[Items from a dataset]

↓

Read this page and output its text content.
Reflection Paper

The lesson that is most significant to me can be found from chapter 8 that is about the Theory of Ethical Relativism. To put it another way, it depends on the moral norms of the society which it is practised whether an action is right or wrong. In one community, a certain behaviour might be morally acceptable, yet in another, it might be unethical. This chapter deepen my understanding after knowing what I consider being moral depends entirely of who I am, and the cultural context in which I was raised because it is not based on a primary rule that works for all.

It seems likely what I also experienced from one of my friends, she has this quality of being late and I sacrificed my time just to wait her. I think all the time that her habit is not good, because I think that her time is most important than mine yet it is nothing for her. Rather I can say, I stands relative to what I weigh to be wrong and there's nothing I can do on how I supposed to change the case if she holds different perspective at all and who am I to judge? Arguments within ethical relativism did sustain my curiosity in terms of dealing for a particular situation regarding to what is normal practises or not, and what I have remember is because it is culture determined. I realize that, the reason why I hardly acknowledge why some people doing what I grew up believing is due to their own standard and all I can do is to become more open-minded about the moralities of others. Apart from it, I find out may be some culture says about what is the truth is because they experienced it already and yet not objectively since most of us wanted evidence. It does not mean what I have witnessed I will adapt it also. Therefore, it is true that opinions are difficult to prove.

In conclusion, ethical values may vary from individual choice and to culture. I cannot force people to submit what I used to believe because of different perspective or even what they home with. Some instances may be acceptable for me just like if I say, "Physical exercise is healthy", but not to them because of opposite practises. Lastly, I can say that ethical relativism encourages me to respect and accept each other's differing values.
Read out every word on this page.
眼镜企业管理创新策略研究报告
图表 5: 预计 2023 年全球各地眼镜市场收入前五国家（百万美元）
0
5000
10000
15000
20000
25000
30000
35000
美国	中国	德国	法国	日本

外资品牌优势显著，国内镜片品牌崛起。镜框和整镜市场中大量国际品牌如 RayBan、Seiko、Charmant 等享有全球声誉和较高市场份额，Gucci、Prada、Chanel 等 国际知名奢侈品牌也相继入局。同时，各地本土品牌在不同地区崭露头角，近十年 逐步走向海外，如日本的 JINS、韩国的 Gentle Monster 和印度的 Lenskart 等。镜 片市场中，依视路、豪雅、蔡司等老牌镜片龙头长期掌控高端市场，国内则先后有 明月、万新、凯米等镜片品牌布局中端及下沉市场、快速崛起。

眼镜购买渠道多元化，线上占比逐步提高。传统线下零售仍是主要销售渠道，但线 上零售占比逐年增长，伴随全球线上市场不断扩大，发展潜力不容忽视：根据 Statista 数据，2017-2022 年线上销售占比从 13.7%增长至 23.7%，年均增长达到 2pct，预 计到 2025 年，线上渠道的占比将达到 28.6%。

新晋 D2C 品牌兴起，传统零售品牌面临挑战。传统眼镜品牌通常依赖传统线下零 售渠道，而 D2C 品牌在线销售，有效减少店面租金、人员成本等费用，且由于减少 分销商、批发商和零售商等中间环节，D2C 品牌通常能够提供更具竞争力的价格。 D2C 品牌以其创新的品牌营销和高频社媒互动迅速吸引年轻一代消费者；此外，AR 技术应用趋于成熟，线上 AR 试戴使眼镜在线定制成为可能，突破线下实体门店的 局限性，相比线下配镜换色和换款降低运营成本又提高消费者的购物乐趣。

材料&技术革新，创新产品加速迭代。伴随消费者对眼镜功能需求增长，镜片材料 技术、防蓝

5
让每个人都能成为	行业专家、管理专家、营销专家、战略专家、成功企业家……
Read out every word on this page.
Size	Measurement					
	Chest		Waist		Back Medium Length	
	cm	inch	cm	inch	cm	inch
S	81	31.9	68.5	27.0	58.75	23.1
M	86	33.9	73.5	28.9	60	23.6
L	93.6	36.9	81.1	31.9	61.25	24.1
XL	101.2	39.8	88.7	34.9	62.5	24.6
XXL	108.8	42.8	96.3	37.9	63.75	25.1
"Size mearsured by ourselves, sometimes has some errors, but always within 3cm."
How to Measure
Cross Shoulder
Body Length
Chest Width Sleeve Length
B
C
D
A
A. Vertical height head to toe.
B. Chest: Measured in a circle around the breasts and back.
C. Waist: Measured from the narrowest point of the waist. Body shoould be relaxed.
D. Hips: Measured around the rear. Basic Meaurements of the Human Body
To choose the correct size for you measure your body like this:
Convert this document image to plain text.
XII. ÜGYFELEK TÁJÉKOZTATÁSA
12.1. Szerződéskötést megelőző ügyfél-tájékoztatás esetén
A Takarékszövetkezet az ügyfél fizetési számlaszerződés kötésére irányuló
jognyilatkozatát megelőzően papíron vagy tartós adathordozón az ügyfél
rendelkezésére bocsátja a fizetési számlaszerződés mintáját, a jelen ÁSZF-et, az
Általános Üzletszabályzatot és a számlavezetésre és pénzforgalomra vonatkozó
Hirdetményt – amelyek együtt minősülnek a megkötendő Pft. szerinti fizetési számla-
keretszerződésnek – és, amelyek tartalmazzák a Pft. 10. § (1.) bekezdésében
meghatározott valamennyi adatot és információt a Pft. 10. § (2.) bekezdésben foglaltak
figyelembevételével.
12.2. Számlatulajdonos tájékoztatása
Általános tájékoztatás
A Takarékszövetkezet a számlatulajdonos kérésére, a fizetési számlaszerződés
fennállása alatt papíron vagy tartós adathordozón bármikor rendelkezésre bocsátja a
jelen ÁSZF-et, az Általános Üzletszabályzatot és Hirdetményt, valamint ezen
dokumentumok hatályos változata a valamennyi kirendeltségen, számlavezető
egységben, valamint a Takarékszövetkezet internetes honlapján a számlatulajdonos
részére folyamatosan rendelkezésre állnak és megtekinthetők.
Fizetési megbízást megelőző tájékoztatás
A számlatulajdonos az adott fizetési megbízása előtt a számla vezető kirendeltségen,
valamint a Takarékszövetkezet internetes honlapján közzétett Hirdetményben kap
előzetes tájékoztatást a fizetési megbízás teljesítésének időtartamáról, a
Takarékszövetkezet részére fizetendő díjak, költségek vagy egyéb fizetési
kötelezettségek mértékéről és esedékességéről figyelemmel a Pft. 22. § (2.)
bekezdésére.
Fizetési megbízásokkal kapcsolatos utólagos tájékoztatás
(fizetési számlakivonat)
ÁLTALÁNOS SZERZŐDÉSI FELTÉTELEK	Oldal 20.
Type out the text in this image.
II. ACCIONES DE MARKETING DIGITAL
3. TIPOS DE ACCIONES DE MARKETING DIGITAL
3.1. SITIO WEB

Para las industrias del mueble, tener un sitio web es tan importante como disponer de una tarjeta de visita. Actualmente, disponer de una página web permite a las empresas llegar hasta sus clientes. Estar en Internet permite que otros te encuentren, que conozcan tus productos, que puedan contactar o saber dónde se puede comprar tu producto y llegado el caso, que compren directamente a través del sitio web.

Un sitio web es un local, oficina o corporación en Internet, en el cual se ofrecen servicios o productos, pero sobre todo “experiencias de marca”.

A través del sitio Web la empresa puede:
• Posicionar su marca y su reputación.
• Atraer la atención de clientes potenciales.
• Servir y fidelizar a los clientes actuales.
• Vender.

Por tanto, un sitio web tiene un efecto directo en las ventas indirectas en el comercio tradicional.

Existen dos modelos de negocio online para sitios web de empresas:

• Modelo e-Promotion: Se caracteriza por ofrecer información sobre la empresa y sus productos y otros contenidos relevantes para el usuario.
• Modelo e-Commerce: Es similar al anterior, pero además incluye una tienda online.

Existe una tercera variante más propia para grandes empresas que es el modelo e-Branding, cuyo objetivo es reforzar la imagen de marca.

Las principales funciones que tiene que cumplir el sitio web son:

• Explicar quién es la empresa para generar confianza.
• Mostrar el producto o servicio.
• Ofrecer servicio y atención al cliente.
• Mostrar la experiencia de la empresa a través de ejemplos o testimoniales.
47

↑

# EXERCISE DIRECTIONS
Extract each line holding the string "ügyfél".

# TASK SOLUTION
12.1. Szerződéskötést megelőző ügyfél-tájékoztatás esetén
A Takarékszövetkezet az ügyfél fizetési számlaszerződés kötésére irányuló
jognyilatkozatát megelőzően papíron vagy tartós adathordozón az ügyfél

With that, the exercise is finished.